§ **Job**
Find the string "Обоянь" in the entries and copy each line that has it.

§ **Listing**
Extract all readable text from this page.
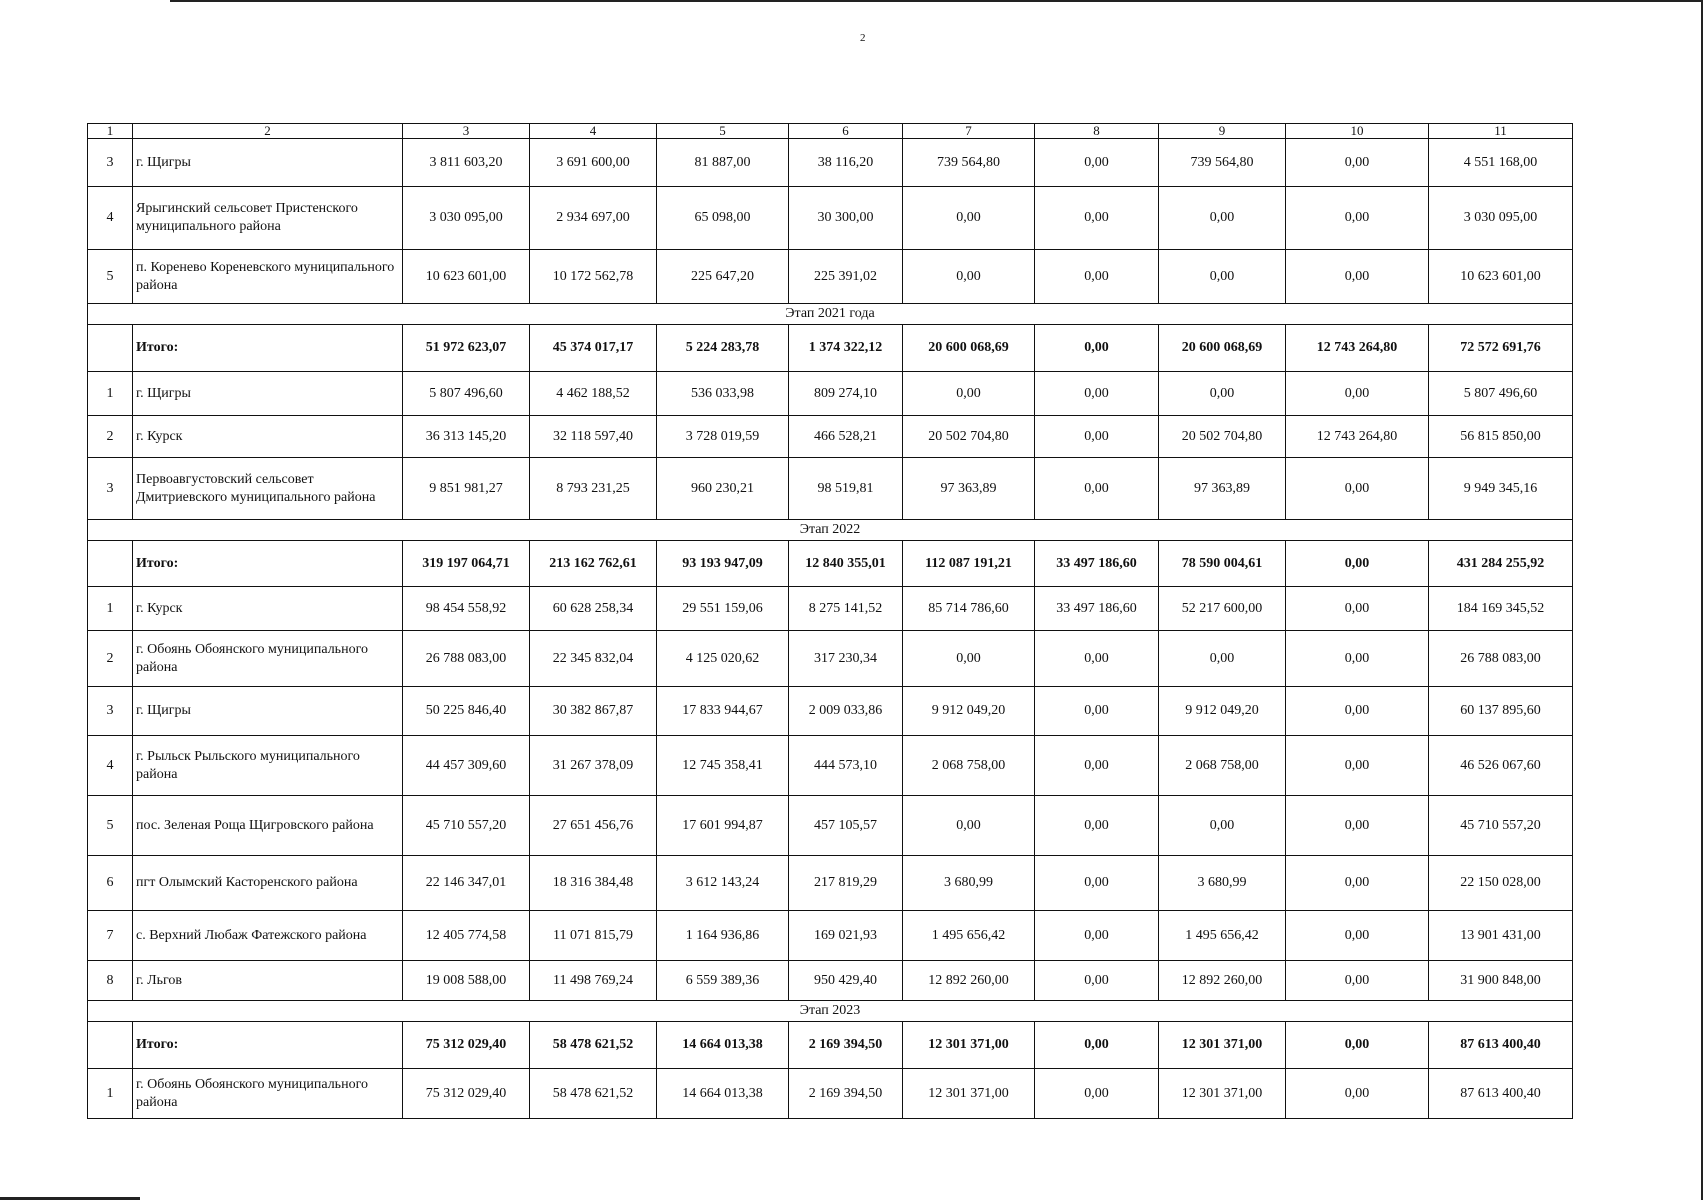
2
1	2	3	4	5	6	7	8	9	10	11
3	г. Щигры	3 811 603,20	3 691 600,00	81 887,00	38 116,20	739 564,80	0,00	739 564,80	0,00	4 551 168,00
4	Ярыгинский сельсовет Пристенского муниципального района	3 030 095,00	2 934 697,00	65 098,00	30 300,00	0,00	0,00	0,00	0,00	3 030 095,00
5	п. Коренево Кореневского муниципального района	10 623 601,00	10 172 562,78	225 647,20	225 391,02	0,00	0,00	0,00	0,00	10 623 601,00
Этап 2021 года										
	Итого:	51 972 623,07	45 374 017,17	5 224 283,78	1 374 322,12	20 600 068,69	0,00	20 600 068,69	12 743 264,80	72 572 691,76
1	г. Щигры	5 807 496,60	4 462 188,52	536 033,98	809 274,10	0,00	0,00	0,00	0,00	5 807 496,60
2	г. Курск	36 313 145,20	32 118 597,40	3 728 019,59	466 528,21	20 502 704,80	0,00	20 502 704,80	12 743 264,80	56 815 850,00
3	Первоавгустовский сельсовет Дмитриевского муниципального района	9 851 981,27	8 793 231,25	960 230,21	98 519,81	97 363,89	0,00	97 363,89	0,00	9 949 345,16
Этап 2022										
	Итого:	319 197 064,71	213 162 762,61	93 193 947,09	12 840 355,01	112 087 191,21	33 497 186,60	78 590 004,61	0,00	431 284 255,92
1	г. Курск	98 454 558,92	60 628 258,34	29 551 159,06	8 275 141,52	85 714 786,60	33 497 186,60	52 217 600,00	0,00	184 169 345,52
2	г. Обоянь Обоянского муниципального района	26 788 083,00	22 345 832,04	4 125 020,62	317 230,34	0,00	0,00	0,00	0,00	26 788 083,00
3	г. Щигры	50 225 846,40	30 382 867,87	17 833 944,67	2 009 033,86	9 912 049,20	0,00	9 912 049,20	0,00	60 137 895,60
4	г. Рыльск Рыльского муниципального района	44 457 309,60	31 267 378,09	12 745 358,41	444 573,10	2 068 758,00	0,00	2 068 758,00	0,00	46 526 067,60
5	пос. Зеленая Роща Щигровского района	45 710 557,20	27 651 456,76	17 601 994,87	457 105,57	0,00	0,00	0,00	0,00	45 710 557,20
6	пгт Олымский Касторенского района	22 146 347,01	18 316 384,48	3 612 143,24	217 819,29	3 680,99	0,00	3 680,99	0,00	22 150 028,00
7	с. Верхний Любаж Фатежского района	12 405 774,58	11 071 815,79	1 164 936,86	169 021,93	1 495 656,42	0,00	1 495 656,42	0,00	13 901 431,00
8	г. Льгов	19 008 588,00	11 498 769,24	6 559 389,36	950 429,40	12 892 260,00	0,00	12 892 260,00	0,00	31 900 848,00
Этап 2023										
	Итого:	75 312 029,40	58 478 621,52	14 664 013,38	2 169 394,50	12 301 371,00	0,00	12 301 371,00	0,00	87 613 400,40
1	г. Обоянь Обоянского муниципального района	75 312 029,40	58 478 621,52	14 664 013,38	2 169 394,50	12 301 371,00	0,00	12 301 371,00	0,00	87 613 400,40
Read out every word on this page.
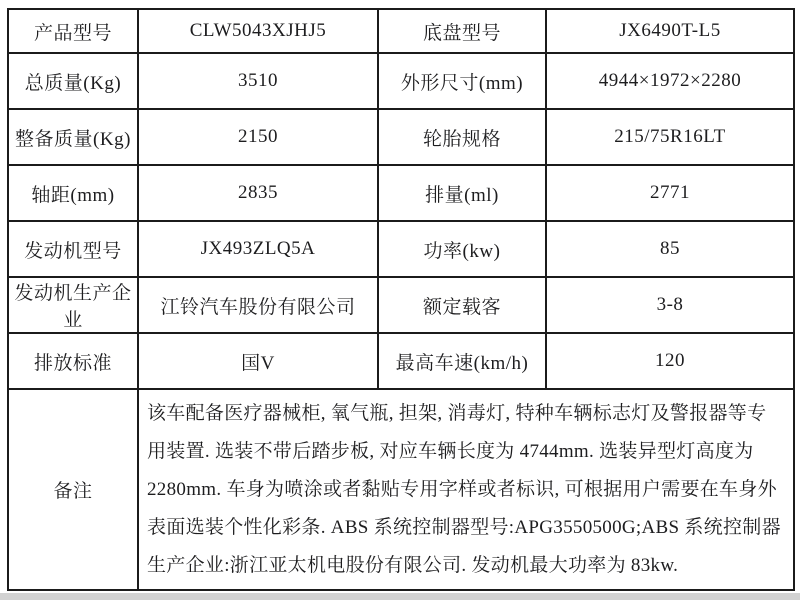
产品型号	CLW5043XJHJ5	底盘型号	JX6490T-L5
总质量(Kg)	3510	外形尺寸(mm)	4944×1972×2280
整备质量(Kg)	2150	轮胎规格	215/75R16LT
轴距(mm)	2835	排量(ml)	2771
发动机型号	JX493ZLQ5A	功率(kw)	85
发动机生产企业	江铃汽车股份有限公司	额定载客	3-8
排放标准	国V	最高车速(km/h)	120
备注	该车配备医疗器械柜, 氧气瓶, 担架, 消毒灯, 特种车辆标志灯及警报器等专用装置. 选装不带后踏步板, 对应车辆长度为 4744mm. 选装异型灯高度为 2280mm. 车身为喷涂或者黏贴专用字样或者标识, 可根据用户需要在车身外表面选装个性化彩条. ABS 系统控制器型号:APG3550500G;ABS 系统控制器生产企业:浙江亚太机电股份有限公司. 发动机最大功率为 83kw.		
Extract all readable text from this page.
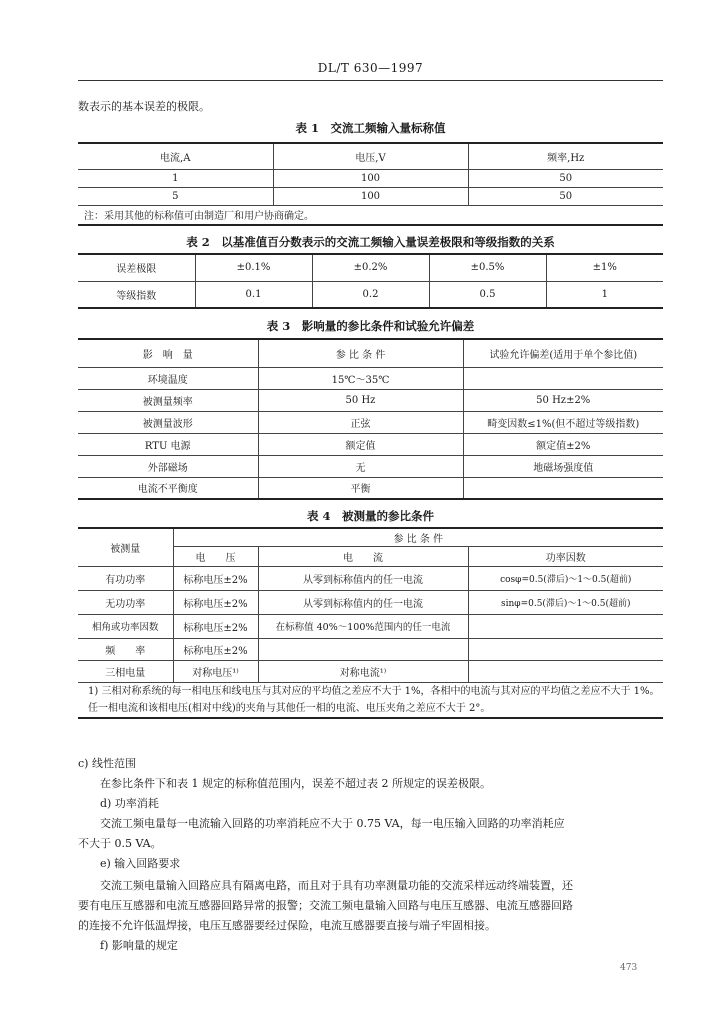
DL/T 630—1997
数表示的基本误差的极限。
表 1　交流工频输入量标称值
电流,A	电压,V	频率,Hz
1	100	50
5	100	50
注：采用其他的标称值可由制造厂和用户协商确定。		
表 2　以基准值百分数表示的交流工频输入量误差极限和等级指数的关系
误差极限	±0.1%	±0.2%	±0.5%	±1%
等级指数	0.1	0.2	0.5	1
表 3　影响量的参比条件和试验允许偏差
影　响　量	参 比 条 件	试验允许偏差(适用于单个参比值)
环境温度	15℃～35℃	
被测量频率	50 Hz	50 Hz±2%
被测量波形	正弦	畸变因数≤1%(但不超过等级指数)
RTU 电源	额定值	额定值±2%
外部磁场	无	地磁场强度值
电流不平衡度	平衡	
表 4　被测量的参比条件
被测量	参 比 条 件		
	电　　压	电　　流	功率因数
有功功率	标称电压±2%	从零到标称值内的任一电流	cosφ=0.5(滞后)～1～0.5(超前)
无功功率	标称电压±2%	从零到标称值内的任一电流	sinφ=0.5(滞后)～1～0.5(超前)
相角或功率因数	标称电压±2%	在标称值 40%～100%范围内的任一电流	
频　　率	标称电压±2%		
三相电量	对称电压¹⁾	对称电流¹⁾	
1) 三相对称系统的每一相电压和线电压与其对应的平均值之差应不大于 1%，各相中的电流与其对应的平均值之差应不大于 1%。任一相电流和该相电压(相对中线)的夹角与其他任一相的电流、电压夹角之差应不大于 2°。			
c) 线性范围
在参比条件下和表 1 规定的标称值范围内，误差不超过表 2 所规定的误差极限。
d) 功率消耗
交流工频电量每一电流输入回路的功率消耗应不大于 0.75 VA，每一电压输入回路的功率消耗应
不大于 0.5 VA。
e) 输入回路要求
交流工频电量输入回路应具有隔离电路，而且对于具有功率测量功能的交流采样远动终端装置，还
要有电压互感器和电流互感器回路异常的报警；交流工频电量输入回路与电压互感器、电流互感器回路
的连接不允许低温焊接，电压互感器要经过保险，电流互感器要直接与端子牢固相接。
f) 影响量的规定
473
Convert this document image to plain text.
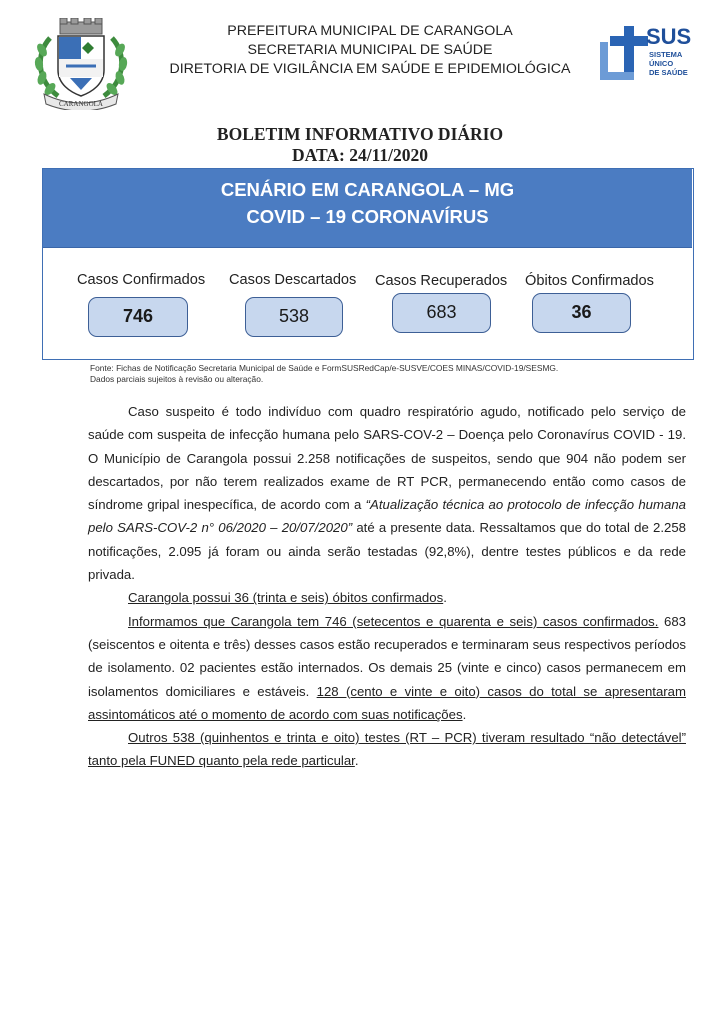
CARANGOLA
PREFEITURA MUNICIPAL DE CARANGOLA
SECRETARIA MUNICIPAL DE SAÚDE
DIRETORIA DE VIGILÂNCIA EM SAÚDE E EPIDEMIOLÓGICA
SUS
SISTEMA
ÚNICO
DE SAÚDE
BOLETIM INFORMATIVO DIÁRIO
DATA: 24/11/2020
CENÁRIO EM CARANGOLA – MG
COVID – 19 CORONAVÍRUS
Casos Confirmados
746
Casos Descartados
538
Casos Recuperados
683
Óbitos Confirmados
36
Fonte: Fichas de Notificação Secretaria Municipal de Saúde e FormSUSRedCap/e-SUSVE/COES MINAS/COVID-19/SESMG.
Dados parciais sujeitos à revisão ou alteração.

Caso suspeito é todo indivíduo com quadro respiratório agudo, notificado pelo serviço de saúde com suspeita de infecção humana pelo SARS-COV-2 – Doença pelo Coronavírus COVID - 19. O Município de Carangola possui 2.258 notificações de suspeitos, sendo que 904 não podem ser descartados, por não terem realizados exame de RT PCR, permanecendo então como casos de síndrome gripal inespecífica, de acordo com a “Atualização técnica ao protocolo de infecção humana pelo SARS-COV-2 n° 06/2020 – 20/07/2020” até a presente data. Ressaltamos que do total de 2.258 notificações, 2.095 já foram ou ainda serão testadas (92,8%), dentre testes públicos e da rede privada.

Carangola possui 36 (trinta e seis) óbitos confirmados.

Informamos que Carangola tem 746 (setecentos e quarenta e seis) casos confirmados. 683 (seiscentos e oitenta e três) desses casos estão recuperados e terminaram seus respectivos períodos de isolamento. 02 pacientes estão internados. Os demais 25 (vinte e cinco) casos permanecem em isolamentos domiciliares e estáveis. 128 (cento e vinte e oito) casos do total se apresentaram assintomáticos até o momento de acordo com suas notificações.

Outros 538 (quinhentos e trinta e oito) testes (RT – PCR) tiveram resultado “não detectável” tanto pela FUNED quanto pela rede particular.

§ **Written answer**
2	г. Обоянь Обоянского муниципального района	26 788 083,00	22 345 832,04	4 125 020,62	317 230,34	0,00	0,00	0,00	0,00	26 788 083,00
1	г. Обоянь Обоянского муниципального района	75 312 029,40	58 478 621,52	14 664 013,38	2 169 394,50	12 301 371,00	0,00	12 301 371,00	0,00	87 613 400,40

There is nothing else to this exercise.